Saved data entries
══════════════════════════════

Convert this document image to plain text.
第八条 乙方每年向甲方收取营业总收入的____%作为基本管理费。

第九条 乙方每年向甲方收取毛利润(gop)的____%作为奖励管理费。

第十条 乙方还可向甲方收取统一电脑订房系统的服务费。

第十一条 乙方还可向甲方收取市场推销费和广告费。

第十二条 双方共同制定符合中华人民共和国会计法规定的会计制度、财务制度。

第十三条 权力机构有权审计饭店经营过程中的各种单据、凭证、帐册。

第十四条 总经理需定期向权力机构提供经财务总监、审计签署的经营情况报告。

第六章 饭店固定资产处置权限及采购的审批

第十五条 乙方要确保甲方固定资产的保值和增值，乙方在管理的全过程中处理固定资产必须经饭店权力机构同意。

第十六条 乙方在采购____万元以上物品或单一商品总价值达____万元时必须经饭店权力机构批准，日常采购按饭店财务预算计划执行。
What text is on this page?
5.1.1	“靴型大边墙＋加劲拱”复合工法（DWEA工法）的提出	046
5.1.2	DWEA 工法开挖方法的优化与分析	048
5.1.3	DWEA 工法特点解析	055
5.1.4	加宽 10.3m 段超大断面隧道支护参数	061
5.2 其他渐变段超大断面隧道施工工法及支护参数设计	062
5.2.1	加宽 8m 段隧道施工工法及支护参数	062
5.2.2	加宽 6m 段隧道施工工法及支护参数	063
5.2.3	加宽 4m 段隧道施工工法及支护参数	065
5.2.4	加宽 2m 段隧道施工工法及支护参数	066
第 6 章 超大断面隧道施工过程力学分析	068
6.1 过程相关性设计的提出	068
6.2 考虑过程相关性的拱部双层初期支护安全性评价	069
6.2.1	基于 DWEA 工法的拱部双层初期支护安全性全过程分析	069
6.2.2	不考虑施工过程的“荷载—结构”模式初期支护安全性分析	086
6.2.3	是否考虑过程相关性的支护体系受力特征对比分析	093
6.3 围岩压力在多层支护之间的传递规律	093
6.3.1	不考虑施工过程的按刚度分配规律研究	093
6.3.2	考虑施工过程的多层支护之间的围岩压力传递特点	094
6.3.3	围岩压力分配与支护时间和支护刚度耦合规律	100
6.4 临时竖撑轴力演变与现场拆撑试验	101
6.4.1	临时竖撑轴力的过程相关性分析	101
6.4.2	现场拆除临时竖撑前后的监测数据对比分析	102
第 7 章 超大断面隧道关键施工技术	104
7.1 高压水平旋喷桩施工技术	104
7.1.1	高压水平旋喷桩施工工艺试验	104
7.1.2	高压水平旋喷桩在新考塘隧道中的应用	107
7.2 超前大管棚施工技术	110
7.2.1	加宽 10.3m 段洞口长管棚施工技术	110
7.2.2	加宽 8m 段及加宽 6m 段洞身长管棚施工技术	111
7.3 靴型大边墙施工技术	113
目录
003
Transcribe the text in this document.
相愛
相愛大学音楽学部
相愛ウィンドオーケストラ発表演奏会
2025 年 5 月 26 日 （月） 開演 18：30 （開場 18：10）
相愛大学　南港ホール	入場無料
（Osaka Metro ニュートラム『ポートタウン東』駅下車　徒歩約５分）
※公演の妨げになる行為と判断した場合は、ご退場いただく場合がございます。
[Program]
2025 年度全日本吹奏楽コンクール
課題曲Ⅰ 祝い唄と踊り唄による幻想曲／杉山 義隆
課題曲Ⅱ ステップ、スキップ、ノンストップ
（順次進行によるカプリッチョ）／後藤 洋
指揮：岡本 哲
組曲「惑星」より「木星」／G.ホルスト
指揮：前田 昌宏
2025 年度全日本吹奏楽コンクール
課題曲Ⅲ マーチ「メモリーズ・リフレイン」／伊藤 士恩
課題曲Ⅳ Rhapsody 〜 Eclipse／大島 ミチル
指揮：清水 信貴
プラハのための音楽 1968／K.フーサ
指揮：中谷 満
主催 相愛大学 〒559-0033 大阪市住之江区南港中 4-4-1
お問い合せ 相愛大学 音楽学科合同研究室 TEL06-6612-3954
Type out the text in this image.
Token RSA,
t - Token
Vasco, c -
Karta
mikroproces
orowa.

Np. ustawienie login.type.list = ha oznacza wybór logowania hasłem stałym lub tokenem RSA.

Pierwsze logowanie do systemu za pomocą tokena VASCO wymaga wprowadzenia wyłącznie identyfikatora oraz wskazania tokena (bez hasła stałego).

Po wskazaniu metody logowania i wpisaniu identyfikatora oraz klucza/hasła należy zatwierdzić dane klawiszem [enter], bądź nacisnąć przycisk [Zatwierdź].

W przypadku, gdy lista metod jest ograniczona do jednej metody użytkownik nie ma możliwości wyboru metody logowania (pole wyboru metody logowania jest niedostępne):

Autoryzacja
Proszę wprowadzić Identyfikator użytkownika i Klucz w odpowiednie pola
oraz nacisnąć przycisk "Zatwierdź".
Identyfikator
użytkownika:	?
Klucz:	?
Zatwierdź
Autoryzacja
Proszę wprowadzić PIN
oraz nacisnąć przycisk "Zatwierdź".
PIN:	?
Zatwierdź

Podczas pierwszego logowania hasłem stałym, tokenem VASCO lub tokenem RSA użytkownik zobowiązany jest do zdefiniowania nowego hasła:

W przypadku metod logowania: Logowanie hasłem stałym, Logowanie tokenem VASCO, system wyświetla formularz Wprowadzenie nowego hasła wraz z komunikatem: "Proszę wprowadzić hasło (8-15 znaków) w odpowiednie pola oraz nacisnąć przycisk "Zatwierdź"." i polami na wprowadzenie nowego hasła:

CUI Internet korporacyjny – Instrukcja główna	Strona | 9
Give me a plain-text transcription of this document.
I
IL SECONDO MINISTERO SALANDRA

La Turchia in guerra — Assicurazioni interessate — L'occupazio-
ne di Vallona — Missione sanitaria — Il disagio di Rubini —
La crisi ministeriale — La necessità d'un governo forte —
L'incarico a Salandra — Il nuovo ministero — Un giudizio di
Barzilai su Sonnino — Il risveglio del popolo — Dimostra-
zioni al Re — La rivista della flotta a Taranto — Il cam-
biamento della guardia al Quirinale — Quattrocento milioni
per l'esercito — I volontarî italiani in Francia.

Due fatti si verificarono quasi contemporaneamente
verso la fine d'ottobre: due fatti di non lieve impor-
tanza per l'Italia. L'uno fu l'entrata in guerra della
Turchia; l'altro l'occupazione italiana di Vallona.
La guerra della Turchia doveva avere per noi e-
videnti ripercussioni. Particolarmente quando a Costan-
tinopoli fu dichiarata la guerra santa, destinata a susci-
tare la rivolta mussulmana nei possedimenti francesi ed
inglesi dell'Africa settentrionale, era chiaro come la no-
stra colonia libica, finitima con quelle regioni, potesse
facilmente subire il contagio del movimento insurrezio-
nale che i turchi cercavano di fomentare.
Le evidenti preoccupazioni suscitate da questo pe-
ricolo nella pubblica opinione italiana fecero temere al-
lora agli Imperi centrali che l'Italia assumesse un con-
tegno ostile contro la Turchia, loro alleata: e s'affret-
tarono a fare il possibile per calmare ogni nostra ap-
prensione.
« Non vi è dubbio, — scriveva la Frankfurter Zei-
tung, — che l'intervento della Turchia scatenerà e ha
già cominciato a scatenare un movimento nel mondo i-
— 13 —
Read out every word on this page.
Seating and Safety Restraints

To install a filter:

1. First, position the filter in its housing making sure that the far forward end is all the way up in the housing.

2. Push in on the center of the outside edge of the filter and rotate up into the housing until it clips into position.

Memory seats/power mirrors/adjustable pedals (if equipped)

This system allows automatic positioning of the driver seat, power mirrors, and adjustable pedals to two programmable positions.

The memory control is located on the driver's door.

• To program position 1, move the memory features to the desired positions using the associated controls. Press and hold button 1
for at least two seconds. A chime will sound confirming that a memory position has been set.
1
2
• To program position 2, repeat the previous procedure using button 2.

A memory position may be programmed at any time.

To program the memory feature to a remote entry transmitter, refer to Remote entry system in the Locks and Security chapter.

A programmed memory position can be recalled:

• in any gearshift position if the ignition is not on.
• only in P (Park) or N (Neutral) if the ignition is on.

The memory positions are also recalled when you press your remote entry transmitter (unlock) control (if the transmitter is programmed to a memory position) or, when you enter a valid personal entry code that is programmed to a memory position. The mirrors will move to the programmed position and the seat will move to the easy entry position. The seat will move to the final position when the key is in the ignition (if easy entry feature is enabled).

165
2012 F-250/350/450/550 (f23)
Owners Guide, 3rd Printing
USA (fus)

══════════════════════════════

▶ **WHAT IS REQUIRED**:
Copy each line that holds the word "entry".

▶ **FINISHED EXERCISE**:
To program the memory feature to a remote entry transmitter, refer to Remote entry system in the Locks and Security chapter.
The memory positions are also recalled when you press your remote entry transmitter (unlock) control (if the transmitter is programmed to a memory position) or, when you enter a valid personal entry code that is programmed to a memory position. The mirrors will move to the programmed position and the seat will move to the easy entry position. The seat will move to the final position when the key is in the ignition (if easy entry feature is enabled).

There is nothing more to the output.